(Dataset items)
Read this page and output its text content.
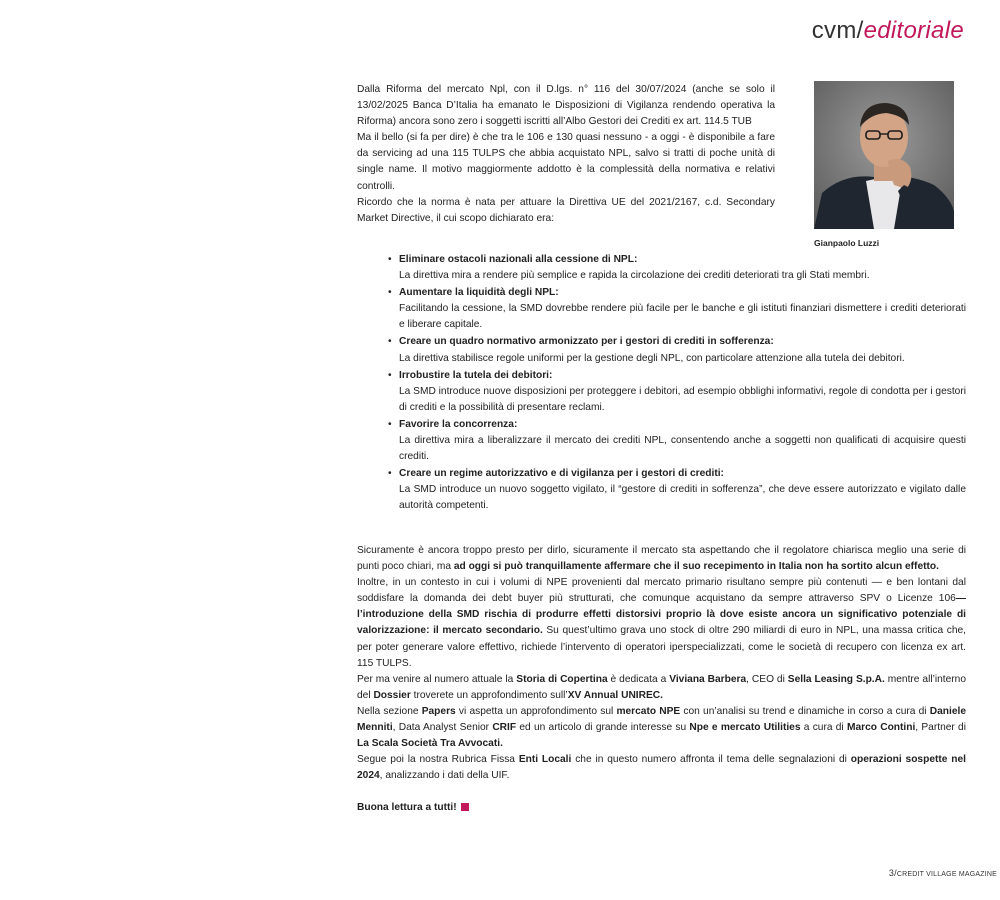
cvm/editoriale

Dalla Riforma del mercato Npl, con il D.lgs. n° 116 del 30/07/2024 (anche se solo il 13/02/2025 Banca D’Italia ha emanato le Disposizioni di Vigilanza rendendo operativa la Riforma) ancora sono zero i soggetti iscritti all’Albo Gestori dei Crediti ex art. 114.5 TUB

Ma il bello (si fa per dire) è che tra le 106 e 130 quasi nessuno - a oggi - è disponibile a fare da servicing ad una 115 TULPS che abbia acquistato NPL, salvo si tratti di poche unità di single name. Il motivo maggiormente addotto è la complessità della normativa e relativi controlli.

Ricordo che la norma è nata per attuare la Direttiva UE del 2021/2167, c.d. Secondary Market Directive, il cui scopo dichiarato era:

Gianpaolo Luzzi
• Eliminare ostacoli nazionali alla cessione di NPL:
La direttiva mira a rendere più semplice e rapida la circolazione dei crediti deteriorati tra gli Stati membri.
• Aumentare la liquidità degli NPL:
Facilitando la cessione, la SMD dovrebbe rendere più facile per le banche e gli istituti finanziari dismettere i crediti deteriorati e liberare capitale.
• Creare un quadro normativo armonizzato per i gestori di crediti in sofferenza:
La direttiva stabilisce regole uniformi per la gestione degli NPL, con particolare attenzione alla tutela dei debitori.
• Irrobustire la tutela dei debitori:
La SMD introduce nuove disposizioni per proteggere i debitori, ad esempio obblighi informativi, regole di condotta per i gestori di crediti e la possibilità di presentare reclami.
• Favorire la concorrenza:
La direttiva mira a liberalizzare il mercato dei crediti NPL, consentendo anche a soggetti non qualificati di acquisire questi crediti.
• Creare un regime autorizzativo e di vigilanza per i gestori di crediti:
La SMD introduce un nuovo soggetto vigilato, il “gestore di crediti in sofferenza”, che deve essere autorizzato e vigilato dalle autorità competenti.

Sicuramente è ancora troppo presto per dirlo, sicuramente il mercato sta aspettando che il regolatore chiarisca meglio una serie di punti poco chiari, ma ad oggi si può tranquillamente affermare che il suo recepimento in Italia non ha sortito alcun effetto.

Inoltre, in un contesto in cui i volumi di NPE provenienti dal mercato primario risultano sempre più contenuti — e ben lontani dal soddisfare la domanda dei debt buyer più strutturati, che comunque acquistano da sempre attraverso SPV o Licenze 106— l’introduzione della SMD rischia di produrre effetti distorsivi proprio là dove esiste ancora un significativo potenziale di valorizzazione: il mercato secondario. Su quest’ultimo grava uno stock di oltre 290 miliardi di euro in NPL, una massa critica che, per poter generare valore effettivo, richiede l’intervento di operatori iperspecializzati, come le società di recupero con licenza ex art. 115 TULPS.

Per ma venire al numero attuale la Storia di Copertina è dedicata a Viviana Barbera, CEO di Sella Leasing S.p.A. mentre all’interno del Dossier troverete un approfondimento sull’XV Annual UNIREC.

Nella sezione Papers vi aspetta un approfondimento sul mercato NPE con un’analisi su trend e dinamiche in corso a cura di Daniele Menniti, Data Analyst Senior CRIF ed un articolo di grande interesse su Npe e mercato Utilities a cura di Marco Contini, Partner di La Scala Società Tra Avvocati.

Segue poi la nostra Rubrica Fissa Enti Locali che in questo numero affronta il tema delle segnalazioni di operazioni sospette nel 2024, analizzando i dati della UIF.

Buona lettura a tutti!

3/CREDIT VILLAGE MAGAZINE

◆ **THE TASK**
All lines in the data that contain the word "numero" should be copied.

◆ **THE RESULT**
Per ma venire al numero attuale la Storia di Copertina è dedicata a Viviana Barbera, CEO di Sella Leasing S.p.A. mentre all’interno del Dossier troverete un approfondimento sull’XV Annual UNIREC.
Segue poi la nostra Rubrica Fissa Enti Locali che in questo numero affronta il tema delle segnalazioni di operazioni sospette nel 2024, analizzando i dati della UIF.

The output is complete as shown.